▶ **TASK STATEMENT**
When a line in the entries contains the word "aaaaaa", copy that line in full.
[PROVIDED DATA — start]
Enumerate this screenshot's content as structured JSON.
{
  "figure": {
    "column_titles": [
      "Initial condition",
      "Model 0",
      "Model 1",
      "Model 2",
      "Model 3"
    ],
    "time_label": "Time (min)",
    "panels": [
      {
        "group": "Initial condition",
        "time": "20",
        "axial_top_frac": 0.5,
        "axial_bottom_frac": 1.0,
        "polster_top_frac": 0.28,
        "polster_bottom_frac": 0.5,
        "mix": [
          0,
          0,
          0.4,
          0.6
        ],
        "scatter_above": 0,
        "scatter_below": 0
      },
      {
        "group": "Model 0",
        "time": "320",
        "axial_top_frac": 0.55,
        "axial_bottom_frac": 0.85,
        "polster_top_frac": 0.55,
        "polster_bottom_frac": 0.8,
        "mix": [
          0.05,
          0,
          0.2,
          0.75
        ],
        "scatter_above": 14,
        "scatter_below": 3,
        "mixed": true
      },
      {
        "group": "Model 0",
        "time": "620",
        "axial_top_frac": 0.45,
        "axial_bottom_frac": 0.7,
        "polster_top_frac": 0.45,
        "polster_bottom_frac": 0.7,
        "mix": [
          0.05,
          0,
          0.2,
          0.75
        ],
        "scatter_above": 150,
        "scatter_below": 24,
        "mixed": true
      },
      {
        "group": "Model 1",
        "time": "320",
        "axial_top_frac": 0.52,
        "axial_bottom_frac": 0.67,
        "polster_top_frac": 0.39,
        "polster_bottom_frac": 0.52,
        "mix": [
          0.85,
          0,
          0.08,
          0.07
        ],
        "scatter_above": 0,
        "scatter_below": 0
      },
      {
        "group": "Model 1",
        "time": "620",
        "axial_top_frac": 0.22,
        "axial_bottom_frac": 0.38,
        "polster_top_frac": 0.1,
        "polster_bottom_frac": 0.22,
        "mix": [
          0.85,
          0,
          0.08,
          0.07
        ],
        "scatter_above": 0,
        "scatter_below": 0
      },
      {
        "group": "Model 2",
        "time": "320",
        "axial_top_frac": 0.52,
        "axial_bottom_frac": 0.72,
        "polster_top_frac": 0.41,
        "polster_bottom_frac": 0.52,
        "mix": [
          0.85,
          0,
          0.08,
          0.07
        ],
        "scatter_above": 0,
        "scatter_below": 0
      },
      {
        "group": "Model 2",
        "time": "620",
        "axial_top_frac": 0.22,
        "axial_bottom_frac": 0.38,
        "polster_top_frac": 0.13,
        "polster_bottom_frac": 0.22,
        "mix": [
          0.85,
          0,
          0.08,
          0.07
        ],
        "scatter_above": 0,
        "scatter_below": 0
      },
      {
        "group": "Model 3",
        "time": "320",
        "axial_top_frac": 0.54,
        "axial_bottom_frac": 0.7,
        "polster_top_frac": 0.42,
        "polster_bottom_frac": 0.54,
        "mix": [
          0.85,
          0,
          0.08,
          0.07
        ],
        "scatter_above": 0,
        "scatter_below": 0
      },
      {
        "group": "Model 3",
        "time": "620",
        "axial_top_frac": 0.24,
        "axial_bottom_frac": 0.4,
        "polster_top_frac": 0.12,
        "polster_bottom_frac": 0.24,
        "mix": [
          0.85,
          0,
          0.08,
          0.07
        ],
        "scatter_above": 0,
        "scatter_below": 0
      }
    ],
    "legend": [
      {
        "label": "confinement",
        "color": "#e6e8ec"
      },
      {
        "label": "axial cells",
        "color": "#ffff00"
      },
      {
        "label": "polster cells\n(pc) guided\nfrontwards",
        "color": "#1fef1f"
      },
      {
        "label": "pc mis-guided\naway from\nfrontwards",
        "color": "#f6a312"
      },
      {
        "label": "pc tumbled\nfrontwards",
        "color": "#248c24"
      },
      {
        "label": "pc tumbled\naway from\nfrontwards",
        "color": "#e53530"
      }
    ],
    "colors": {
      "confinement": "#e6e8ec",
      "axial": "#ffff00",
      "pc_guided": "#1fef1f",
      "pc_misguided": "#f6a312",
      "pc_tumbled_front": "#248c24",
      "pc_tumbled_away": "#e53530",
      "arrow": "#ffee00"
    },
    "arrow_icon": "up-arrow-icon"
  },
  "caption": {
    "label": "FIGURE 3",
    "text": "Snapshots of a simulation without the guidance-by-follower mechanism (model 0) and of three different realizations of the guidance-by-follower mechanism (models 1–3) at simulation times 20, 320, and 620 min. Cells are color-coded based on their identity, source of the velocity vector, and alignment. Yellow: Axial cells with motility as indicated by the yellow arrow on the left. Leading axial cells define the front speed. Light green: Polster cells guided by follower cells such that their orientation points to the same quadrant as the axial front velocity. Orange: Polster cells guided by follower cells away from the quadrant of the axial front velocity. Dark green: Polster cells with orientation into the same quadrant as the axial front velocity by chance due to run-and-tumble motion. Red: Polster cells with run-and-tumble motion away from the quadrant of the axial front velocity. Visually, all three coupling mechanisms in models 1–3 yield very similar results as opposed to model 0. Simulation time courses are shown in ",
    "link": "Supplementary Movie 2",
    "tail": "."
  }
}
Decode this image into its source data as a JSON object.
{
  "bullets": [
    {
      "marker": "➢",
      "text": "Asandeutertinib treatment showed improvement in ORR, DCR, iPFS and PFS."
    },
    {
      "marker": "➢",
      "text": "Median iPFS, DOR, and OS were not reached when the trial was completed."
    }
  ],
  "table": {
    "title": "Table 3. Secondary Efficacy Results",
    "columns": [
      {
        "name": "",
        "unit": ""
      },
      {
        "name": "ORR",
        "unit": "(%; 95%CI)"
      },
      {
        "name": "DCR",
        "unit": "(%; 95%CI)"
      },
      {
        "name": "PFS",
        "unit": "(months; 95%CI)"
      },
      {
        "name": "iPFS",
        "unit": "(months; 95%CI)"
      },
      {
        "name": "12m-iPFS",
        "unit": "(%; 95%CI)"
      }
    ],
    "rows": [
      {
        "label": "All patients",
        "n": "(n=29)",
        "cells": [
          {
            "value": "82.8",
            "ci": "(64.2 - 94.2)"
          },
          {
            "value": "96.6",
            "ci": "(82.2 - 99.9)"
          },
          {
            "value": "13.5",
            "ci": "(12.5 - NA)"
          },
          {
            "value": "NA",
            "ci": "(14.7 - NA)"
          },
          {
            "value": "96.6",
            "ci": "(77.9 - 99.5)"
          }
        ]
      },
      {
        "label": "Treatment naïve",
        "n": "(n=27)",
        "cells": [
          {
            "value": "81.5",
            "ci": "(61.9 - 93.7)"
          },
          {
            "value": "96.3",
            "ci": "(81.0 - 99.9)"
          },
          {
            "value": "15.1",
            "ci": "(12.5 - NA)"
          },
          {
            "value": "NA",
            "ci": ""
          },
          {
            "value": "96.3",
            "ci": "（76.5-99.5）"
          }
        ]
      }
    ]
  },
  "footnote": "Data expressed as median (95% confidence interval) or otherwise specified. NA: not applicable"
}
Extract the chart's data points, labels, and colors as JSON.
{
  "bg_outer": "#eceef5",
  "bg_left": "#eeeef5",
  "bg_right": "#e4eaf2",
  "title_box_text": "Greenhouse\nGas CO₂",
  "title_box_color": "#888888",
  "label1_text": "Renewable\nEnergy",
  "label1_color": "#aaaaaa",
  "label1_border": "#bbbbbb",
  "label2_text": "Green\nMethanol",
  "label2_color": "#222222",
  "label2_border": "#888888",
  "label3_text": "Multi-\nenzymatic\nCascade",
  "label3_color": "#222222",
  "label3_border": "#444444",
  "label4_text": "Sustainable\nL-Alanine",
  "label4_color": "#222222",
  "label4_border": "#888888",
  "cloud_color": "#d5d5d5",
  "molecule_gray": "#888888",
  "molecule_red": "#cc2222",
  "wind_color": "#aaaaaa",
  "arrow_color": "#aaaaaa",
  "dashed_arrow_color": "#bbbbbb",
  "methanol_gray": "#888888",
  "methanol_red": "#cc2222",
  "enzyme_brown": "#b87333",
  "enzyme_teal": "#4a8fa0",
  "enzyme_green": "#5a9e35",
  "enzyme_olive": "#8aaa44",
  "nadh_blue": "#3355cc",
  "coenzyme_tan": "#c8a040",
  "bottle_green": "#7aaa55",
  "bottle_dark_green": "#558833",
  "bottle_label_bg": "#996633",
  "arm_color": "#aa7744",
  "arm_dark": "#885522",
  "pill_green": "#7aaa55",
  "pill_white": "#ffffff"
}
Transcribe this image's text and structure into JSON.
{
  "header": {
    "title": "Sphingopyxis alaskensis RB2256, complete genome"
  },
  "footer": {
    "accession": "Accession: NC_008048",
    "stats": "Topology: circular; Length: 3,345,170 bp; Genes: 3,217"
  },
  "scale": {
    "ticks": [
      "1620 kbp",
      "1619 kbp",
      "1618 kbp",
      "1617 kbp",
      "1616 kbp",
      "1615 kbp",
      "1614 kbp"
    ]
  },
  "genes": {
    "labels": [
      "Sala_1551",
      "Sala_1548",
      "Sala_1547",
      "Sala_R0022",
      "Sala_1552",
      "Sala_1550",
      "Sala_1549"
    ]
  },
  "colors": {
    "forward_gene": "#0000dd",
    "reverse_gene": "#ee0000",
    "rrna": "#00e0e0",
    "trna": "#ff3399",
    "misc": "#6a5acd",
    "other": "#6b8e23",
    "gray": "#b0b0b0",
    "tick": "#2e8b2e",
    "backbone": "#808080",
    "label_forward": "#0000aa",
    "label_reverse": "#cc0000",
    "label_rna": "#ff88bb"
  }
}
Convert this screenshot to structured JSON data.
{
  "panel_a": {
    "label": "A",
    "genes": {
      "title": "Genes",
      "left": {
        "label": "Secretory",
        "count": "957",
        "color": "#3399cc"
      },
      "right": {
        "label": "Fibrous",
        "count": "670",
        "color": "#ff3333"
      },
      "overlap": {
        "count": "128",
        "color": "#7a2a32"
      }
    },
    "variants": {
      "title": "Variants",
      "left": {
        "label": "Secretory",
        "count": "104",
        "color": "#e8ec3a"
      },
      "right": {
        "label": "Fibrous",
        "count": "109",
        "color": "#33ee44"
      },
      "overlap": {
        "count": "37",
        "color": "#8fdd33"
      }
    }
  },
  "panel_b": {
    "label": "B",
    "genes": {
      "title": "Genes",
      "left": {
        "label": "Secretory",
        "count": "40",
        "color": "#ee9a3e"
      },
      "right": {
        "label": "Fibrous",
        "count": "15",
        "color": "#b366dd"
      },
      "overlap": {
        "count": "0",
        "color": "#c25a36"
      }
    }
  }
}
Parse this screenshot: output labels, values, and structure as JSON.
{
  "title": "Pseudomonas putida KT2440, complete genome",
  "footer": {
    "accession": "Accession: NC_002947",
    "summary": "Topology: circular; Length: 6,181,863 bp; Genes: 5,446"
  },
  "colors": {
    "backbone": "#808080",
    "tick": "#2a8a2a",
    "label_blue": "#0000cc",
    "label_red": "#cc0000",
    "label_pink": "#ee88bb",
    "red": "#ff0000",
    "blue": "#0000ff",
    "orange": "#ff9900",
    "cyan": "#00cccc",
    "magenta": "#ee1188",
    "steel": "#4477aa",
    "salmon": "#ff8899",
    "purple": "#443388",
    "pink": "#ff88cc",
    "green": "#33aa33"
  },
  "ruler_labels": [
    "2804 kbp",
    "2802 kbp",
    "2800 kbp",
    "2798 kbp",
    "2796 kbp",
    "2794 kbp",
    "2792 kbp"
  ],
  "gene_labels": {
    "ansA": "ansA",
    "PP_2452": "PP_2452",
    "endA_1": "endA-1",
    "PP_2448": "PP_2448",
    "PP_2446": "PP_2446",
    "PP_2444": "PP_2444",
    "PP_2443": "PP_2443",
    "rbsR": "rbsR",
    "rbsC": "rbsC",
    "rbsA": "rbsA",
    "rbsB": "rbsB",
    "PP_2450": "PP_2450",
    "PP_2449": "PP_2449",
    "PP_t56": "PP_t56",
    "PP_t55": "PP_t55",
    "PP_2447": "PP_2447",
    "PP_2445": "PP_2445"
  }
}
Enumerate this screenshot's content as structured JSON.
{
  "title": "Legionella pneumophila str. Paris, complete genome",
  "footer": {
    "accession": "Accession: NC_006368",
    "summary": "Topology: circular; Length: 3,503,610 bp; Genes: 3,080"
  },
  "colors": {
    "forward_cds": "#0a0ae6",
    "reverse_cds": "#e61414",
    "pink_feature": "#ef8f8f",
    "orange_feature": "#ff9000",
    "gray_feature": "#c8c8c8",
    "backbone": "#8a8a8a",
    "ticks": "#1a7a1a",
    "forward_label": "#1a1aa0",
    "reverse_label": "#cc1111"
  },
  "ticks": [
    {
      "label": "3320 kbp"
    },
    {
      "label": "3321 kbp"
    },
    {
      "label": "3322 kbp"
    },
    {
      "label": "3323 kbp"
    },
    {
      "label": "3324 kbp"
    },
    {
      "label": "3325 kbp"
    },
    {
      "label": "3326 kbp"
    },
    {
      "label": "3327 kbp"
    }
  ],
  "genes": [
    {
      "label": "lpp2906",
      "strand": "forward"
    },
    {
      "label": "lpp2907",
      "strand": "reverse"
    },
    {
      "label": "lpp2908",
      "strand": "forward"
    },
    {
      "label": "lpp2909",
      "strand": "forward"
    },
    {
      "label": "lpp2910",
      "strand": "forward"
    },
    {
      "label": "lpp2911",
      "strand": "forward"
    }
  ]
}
[PROVIDED DATA — finish]
▶ **RESULT**
  "label1_color": "#aaaaaa",
  "wind_color": "#aaaaaa",
  "arrow_color": "#aaaaaa",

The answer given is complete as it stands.